EXERCISE DIRECTIONS> Go through the entries one line at a time, and gather every line that has the word "Polly".
-*-
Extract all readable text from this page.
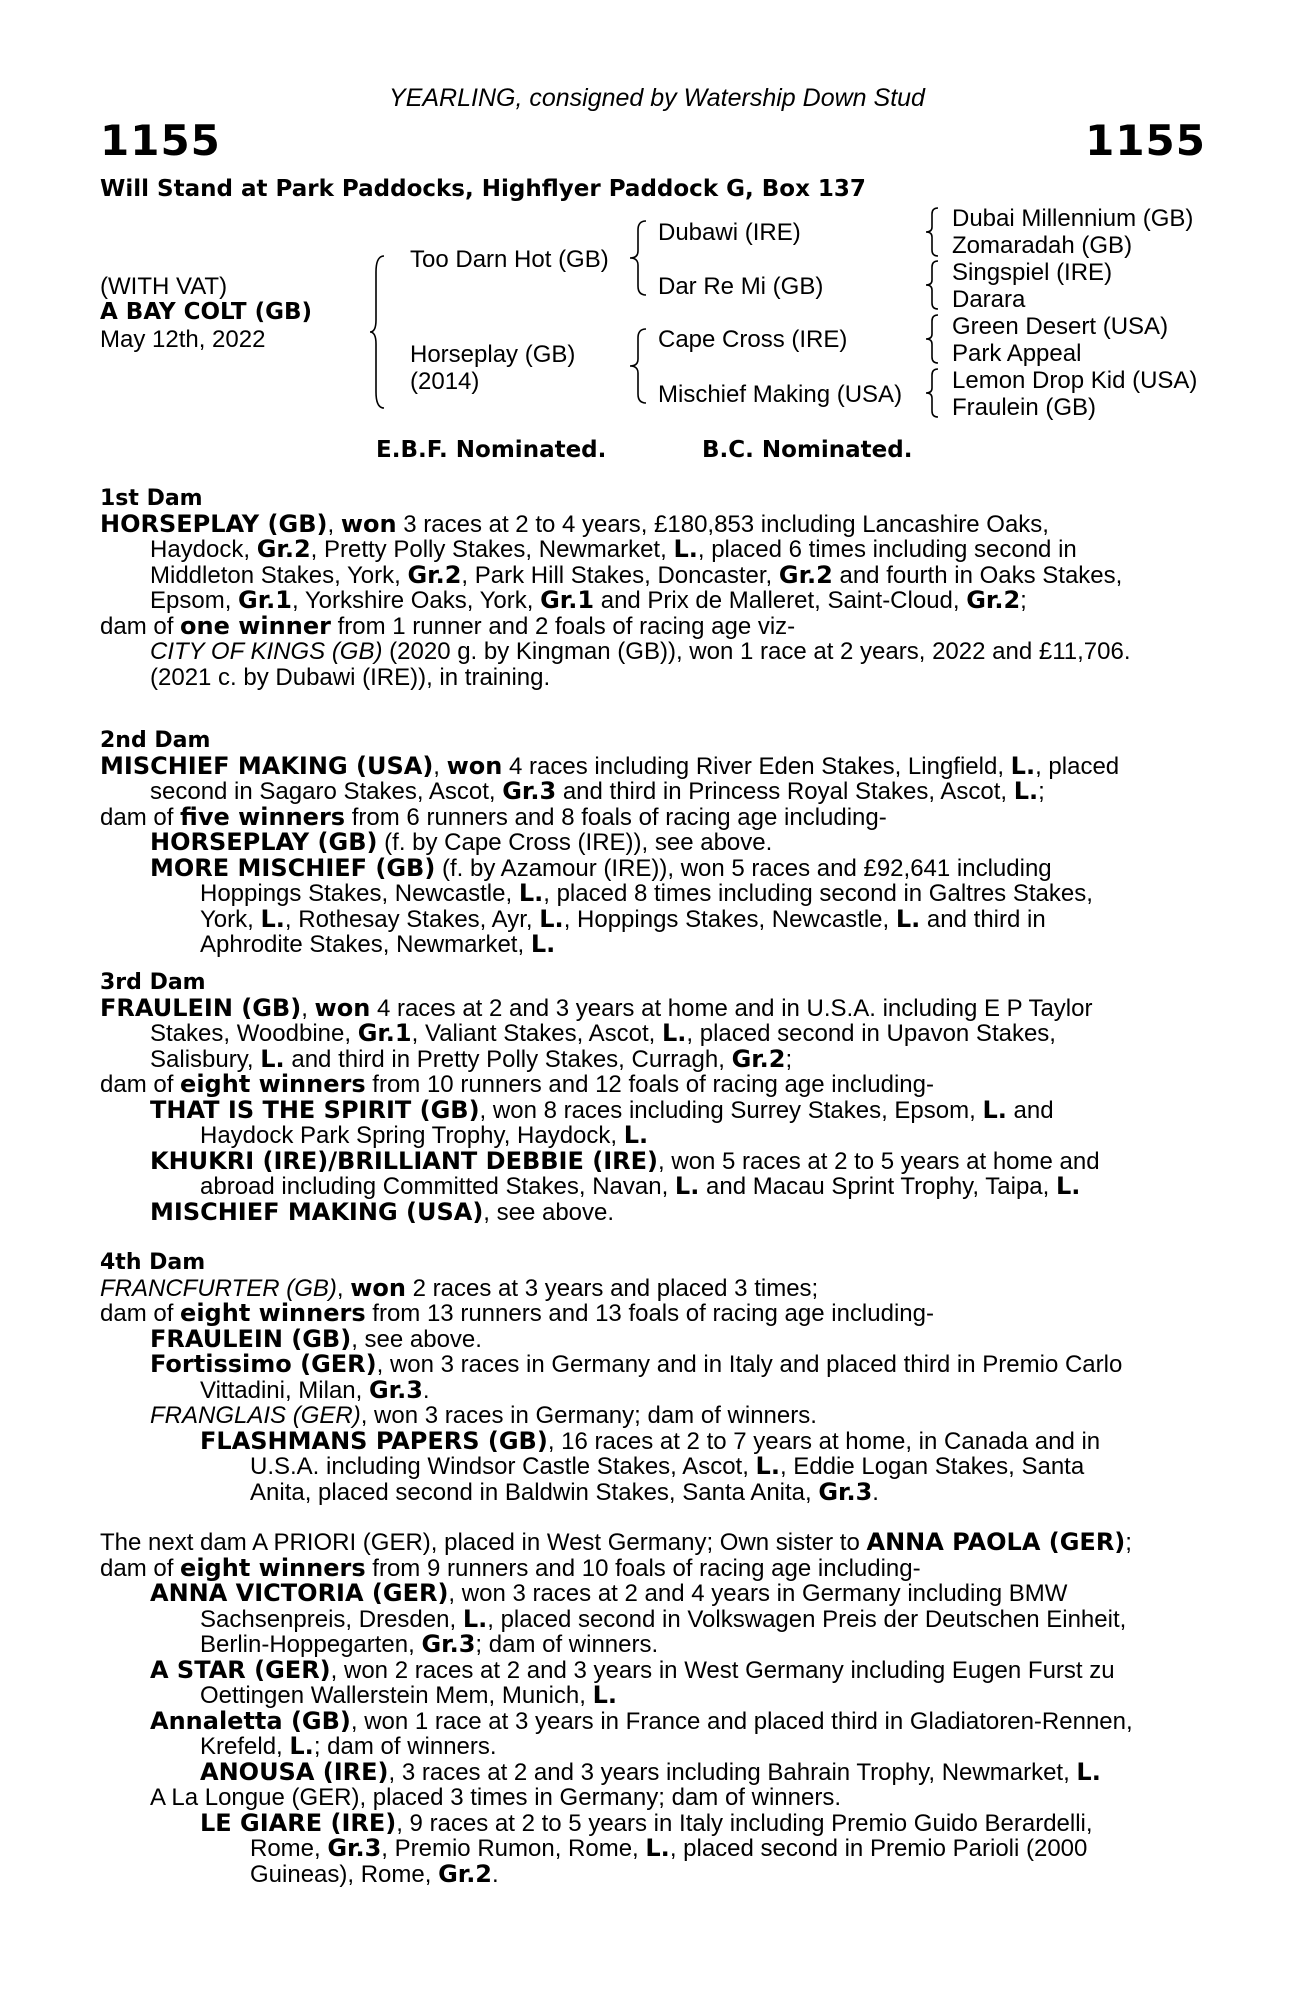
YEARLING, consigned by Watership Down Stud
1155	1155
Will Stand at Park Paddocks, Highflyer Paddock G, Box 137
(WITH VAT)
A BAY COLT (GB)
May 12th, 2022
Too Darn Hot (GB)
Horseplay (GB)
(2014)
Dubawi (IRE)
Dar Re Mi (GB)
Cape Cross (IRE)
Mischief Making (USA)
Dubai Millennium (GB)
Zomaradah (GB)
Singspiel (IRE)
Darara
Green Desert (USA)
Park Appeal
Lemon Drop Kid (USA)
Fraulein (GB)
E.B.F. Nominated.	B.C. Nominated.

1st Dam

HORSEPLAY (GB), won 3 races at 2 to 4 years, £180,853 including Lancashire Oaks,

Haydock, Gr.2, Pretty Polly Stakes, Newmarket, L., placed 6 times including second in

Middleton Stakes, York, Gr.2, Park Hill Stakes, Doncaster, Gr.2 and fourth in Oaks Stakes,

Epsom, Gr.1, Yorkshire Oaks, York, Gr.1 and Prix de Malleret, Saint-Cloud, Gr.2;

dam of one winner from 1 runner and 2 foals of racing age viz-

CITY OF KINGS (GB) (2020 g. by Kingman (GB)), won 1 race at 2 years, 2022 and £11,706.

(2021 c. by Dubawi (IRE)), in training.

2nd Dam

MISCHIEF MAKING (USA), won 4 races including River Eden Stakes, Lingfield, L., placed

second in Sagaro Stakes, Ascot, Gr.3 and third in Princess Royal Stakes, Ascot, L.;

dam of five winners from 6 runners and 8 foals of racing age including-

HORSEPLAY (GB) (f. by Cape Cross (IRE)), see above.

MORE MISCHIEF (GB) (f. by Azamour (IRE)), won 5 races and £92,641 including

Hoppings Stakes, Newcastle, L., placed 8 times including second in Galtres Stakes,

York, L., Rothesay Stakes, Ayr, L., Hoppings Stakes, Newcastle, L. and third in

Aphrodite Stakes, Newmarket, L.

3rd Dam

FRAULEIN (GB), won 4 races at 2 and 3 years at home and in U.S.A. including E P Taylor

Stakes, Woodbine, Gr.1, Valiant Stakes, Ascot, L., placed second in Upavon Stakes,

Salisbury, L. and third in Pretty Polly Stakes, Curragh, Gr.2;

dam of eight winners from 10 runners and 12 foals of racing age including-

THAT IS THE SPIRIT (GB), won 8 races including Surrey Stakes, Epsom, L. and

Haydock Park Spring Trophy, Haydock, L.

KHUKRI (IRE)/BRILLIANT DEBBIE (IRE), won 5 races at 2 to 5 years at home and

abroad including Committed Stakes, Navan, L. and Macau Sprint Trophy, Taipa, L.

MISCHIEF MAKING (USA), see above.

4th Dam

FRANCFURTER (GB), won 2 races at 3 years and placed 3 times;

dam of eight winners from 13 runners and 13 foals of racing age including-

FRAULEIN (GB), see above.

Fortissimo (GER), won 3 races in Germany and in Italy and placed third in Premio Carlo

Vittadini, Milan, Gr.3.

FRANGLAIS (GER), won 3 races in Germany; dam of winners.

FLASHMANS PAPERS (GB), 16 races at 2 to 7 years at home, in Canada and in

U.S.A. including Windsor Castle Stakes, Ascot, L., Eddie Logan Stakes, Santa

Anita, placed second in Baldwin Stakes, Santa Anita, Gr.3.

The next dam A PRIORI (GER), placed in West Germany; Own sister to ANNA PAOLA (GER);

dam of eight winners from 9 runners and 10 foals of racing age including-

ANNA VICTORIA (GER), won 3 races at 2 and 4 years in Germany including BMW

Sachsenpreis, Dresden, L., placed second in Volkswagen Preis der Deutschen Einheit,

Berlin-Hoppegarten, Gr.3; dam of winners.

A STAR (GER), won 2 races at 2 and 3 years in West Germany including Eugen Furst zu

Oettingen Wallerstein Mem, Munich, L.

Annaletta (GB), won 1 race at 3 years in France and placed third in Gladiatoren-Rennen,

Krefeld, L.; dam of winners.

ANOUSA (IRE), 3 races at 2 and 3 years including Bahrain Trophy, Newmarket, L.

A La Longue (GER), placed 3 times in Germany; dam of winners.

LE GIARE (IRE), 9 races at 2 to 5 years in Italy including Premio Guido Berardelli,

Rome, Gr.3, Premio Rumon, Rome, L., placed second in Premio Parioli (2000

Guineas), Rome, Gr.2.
-*-
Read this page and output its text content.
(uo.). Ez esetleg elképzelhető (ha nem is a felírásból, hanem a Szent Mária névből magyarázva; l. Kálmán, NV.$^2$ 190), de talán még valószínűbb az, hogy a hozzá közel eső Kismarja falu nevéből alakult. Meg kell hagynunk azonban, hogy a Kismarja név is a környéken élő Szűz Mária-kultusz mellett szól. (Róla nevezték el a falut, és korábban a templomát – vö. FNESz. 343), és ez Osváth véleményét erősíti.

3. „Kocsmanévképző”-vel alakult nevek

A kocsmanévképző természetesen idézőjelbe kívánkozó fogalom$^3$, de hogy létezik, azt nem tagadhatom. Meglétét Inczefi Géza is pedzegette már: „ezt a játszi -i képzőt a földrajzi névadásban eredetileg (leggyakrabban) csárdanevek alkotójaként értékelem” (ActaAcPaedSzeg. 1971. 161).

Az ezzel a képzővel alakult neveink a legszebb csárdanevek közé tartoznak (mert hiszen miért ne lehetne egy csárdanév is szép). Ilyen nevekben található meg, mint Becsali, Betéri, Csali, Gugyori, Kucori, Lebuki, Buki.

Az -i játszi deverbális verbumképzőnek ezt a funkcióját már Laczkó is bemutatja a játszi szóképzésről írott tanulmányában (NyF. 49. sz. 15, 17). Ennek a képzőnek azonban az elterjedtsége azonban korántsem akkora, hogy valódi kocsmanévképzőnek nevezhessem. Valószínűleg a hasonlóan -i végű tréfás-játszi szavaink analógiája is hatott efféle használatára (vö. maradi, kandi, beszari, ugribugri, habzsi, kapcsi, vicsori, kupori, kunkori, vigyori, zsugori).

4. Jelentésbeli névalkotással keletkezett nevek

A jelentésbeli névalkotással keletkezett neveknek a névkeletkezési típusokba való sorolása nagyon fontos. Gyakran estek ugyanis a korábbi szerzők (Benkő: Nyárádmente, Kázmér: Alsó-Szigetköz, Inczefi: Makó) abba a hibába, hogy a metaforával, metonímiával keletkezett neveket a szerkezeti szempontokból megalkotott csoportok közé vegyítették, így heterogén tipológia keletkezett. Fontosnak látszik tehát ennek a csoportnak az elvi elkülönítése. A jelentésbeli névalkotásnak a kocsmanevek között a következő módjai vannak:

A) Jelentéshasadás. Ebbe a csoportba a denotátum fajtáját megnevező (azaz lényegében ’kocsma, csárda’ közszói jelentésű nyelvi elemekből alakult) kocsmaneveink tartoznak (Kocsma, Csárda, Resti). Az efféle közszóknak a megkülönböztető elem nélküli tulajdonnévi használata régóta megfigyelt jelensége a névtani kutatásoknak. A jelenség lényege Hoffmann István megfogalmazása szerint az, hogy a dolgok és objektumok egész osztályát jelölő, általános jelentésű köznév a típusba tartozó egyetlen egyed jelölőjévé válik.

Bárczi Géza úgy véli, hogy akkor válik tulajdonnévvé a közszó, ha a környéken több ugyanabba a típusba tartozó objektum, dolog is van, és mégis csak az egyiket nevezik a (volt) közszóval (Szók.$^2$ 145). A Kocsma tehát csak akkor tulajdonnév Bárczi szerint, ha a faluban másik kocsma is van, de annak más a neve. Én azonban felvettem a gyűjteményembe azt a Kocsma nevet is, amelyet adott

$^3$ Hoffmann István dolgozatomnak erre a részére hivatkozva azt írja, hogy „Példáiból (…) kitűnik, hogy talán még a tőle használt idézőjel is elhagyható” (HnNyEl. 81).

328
-*-
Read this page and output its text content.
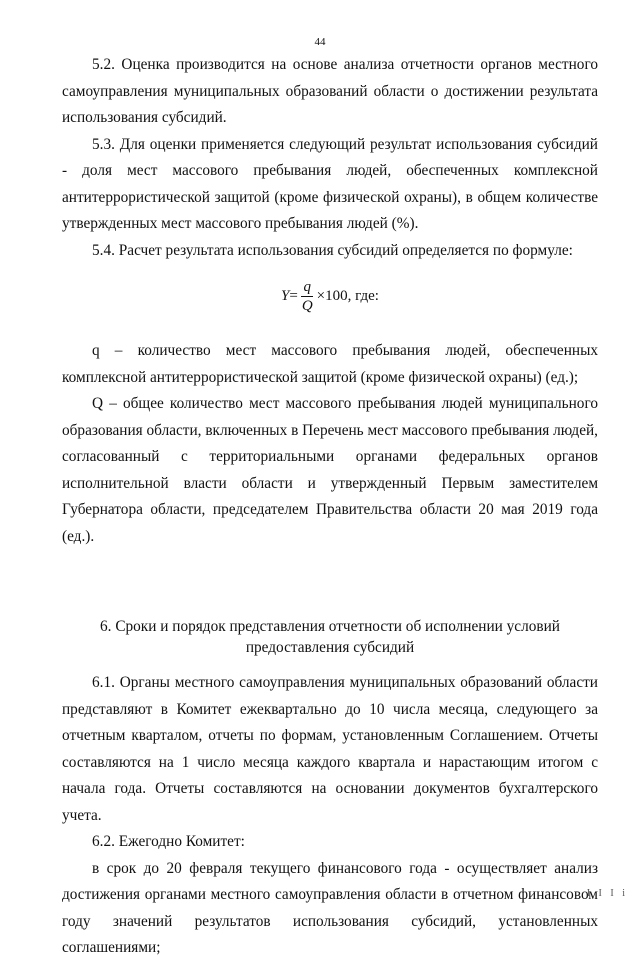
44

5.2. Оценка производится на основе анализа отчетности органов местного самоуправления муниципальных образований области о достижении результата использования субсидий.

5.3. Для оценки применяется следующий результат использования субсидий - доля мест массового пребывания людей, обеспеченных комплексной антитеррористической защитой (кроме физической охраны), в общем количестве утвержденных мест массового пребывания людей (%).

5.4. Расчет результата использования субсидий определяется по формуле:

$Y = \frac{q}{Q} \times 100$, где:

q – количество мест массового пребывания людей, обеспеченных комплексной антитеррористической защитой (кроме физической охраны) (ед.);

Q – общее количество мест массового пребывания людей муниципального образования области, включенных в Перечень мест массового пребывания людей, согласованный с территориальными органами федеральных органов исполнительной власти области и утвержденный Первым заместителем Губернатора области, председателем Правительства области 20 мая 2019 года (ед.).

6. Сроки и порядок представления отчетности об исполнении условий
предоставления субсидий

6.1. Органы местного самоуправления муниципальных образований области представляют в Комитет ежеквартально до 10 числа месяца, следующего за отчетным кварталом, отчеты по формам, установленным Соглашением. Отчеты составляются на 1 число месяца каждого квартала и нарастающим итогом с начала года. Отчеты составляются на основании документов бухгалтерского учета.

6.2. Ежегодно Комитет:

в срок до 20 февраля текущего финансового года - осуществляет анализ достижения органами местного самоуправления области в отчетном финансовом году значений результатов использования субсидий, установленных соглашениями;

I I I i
-*-
RESULT OF THIS EXERCISE>
Haydock, Gr.2, Pretty Polly Stakes, Newmarket, L., placed 6 times including second in
Salisbury, L. and third in Pretty Polly Stakes, Curragh, Gr.2;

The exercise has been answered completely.